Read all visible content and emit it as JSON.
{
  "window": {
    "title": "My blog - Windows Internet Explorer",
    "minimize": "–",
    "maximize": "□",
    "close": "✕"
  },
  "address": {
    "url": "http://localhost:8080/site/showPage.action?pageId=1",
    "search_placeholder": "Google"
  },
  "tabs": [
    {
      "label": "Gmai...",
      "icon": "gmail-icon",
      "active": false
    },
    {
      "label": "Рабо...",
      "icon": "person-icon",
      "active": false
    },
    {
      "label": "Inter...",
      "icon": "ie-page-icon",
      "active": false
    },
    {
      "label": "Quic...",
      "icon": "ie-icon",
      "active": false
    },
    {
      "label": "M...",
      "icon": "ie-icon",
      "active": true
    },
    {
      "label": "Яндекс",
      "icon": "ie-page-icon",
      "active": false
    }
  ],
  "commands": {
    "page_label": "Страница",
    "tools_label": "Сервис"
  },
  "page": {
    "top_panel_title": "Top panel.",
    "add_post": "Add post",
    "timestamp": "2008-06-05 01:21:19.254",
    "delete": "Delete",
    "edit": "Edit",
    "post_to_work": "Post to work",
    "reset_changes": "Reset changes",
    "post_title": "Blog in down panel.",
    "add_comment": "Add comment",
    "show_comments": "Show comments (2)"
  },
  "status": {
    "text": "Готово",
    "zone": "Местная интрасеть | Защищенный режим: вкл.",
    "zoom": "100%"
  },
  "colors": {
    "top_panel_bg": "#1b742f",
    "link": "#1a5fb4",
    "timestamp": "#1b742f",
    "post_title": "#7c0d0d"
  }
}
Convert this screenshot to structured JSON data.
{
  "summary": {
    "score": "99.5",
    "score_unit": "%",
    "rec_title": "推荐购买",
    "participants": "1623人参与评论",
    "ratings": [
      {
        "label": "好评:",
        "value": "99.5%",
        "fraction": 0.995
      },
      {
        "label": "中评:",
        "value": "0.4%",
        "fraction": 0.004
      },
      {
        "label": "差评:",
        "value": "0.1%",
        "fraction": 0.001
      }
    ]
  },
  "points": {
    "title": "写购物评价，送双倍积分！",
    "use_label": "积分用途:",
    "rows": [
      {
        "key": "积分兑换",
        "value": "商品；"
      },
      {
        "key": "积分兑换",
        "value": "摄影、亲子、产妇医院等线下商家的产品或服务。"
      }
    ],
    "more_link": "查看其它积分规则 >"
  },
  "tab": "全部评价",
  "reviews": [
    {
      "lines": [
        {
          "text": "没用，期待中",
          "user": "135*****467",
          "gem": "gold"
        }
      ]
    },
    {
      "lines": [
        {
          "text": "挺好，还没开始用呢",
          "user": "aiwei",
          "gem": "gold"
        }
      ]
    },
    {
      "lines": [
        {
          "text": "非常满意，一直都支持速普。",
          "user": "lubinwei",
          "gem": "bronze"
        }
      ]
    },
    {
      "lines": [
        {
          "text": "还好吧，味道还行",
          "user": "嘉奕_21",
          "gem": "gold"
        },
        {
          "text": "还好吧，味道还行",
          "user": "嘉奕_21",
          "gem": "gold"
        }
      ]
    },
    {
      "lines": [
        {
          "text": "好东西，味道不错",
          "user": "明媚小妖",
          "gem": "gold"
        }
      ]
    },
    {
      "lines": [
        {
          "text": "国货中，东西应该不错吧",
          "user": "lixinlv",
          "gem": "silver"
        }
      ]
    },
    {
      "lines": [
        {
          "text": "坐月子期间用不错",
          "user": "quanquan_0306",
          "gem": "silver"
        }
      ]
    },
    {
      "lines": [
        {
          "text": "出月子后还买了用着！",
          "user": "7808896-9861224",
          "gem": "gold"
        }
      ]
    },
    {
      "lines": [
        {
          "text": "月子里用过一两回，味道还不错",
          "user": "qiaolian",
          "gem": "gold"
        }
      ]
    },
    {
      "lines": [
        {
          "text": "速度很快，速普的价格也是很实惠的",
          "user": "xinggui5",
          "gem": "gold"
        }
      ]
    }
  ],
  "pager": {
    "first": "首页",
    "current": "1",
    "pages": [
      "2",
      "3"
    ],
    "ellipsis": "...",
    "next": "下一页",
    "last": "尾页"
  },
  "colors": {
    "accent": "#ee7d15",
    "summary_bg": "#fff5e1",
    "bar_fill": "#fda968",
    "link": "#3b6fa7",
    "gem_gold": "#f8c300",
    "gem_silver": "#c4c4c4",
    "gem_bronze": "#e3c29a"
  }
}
┄┄┄┄┄┄┄┄┄┄┄┄┄┄┄┄┄┄┄┄
Each line above must be printed exactly as it appears.

## Result for this task
Read all visible content and emit it as JSON.
{
  "window": {
    "title": "My blog - Windows Internet Explorer",
    "minimize": "–",
    "maximize": "□",
    "close": "✕"
  },
  "address": {
    "url": "http://localhost:8080/site/showPage.action?pageId=1",
    "search_placeholder": "Google"
  },
  "tabs": [
    {
      "label": "Gmai...",
      "icon": "gmail-icon",
      "active": false
    },
    {
      "label": "Рабо...",
      "icon": "person-icon",
      "active": false
    },
    {
      "label": "Inter...",
      "icon": "ie-page-icon",
      "active": false
    },
    {
      "label": "Quic...",
      "icon": "ie-icon",
      "active": false
    },
    {
      "label": "M...",
      "icon": "ie-icon",
      "active": true
    },
    {
      "label": "Яндекс",
      "icon": "ie-page-icon",
      "active": false
    }
  ],
  "commands": {
    "page_label": "Страница",
    "tools_label": "Сервис"
  },
  "page": {
    "top_panel_title": "Top panel.",
    "add_post": "Add post",
    "timestamp": "2008-06-05 01:21:19.254",
    "delete": "Delete",
    "edit": "Edit",
    "post_to_work": "Post to work",
    "reset_changes": "Reset changes",
    "post_title": "Blog in down panel.",
    "add_comment": "Add comment",
    "show_comments": "Show comments (2)"
  },
  "status": {
    "text": "Готово",
    "zone": "Местная интрасеть | Защищенный режим: вкл.",
    "zoom": "100%"
  },
  "colors": {
    "top_panel_bg": "#1b742f",
    "link": "#1a5fb4",
    "timestamp": "#1b742f",
    "post_title": "#7c0d0d"
  }
}
Convert this screenshot to structured JSON data.
{
  "summary": {
    "score": "99.5",
    "score_unit": "%",
    "rec_title": "推荐购买",
    "participants": "1623人参与评论",
    "ratings": [
      {
        "label": "好评:",
        "value": "99.5%",
        "fraction": 0.995
      },
      {
        "label": "中评:",
        "value": "0.4%",
        "fraction": 0.004
      },
      {
        "label": "差评:",
        "value": "0.1%",
        "fraction": 0.001
      }
    ]
  },
  "points": {
    "title": "写购物评价，送双倍积分！",
    "use_label": "积分用途:",
    "rows": [
      {
        "key": "积分兑换",
        "value": "商品；"
      },
      {
        "key": "积分兑换",
        "value": "摄影、亲子、产妇医院等线下商家的产品或服务。"
      }
    ],
    "more_link": "查看其它积分规则 >"
  },
  "tab": "全部评价",
  "reviews": [
    {
      "lines": [
        {
          "text": "没用，期待中",
          "user": "135*****467",
          "gem": "gold"
        }
      ]
    },
    {
      "lines": [
        {
          "text": "挺好，还没开始用呢",
          "user": "aiwei",
          "gem": "gold"
        }
      ]
    },
    {
      "lines": [
        {
          "text": "非常满意，一直都支持速普。",
          "user": "lubinwei",
          "gem": "bronze"
        }
      ]
    },
    {
      "lines": [
        {
          "text": "还好吧，味道还行",
          "user": "嘉奕_21",
          "gem": "gold"
        },
        {
          "text": "还好吧，味道还行",
          "user": "嘉奕_21",
          "gem": "gold"
        }
      ]
    },
    {
      "lines": [
        {
          "text": "好东西，味道不错",
          "user": "明媚小妖",
          "gem": "gold"
        }
      ]
    },
    {
      "lines": [
        {
          "text": "国货中，东西应该不错吧",
          "user": "lixinlv",
          "gem": "silver"
        }
      ]
    },
    {
      "lines": [
        {
          "text": "坐月子期间用不错",
          "user": "quanquan_0306",
          "gem": "silver"
        }
      ]
    },
    {
      "lines": [
        {
          "text": "出月子后还买了用着！",
          "user": "7808896-9861224",
          "gem": "gold"
        }
      ]
    },
    {
      "lines": [
        {
          "text": "月子里用过一两回，味道还不错",
          "user": "qiaolian",
          "gem": "gold"
        }
      ]
    },
    {
      "lines": [
        {
          "text": "速度很快，速普的价格也是很实惠的",
          "user": "xinggui5",
          "gem": "gold"
        }
      ]
    }
  ],
  "pager": {
    "first": "首页",
    "current": "1",
    "pages": [
      "2",
      "3"
    ],
    "ellipsis": "...",
    "next": "下一页",
    "last": "尾页"
  },
  "colors": {
    "accent": "#ee7d15",
    "summary_bg": "#fff5e1",
    "bar_fill": "#fda968",
    "link": "#3b6fa7",
    "gem_gold": "#f8c300",
    "gem_silver": "#c4c4c4",
    "gem_bronze": "#e3c29a"
  }
}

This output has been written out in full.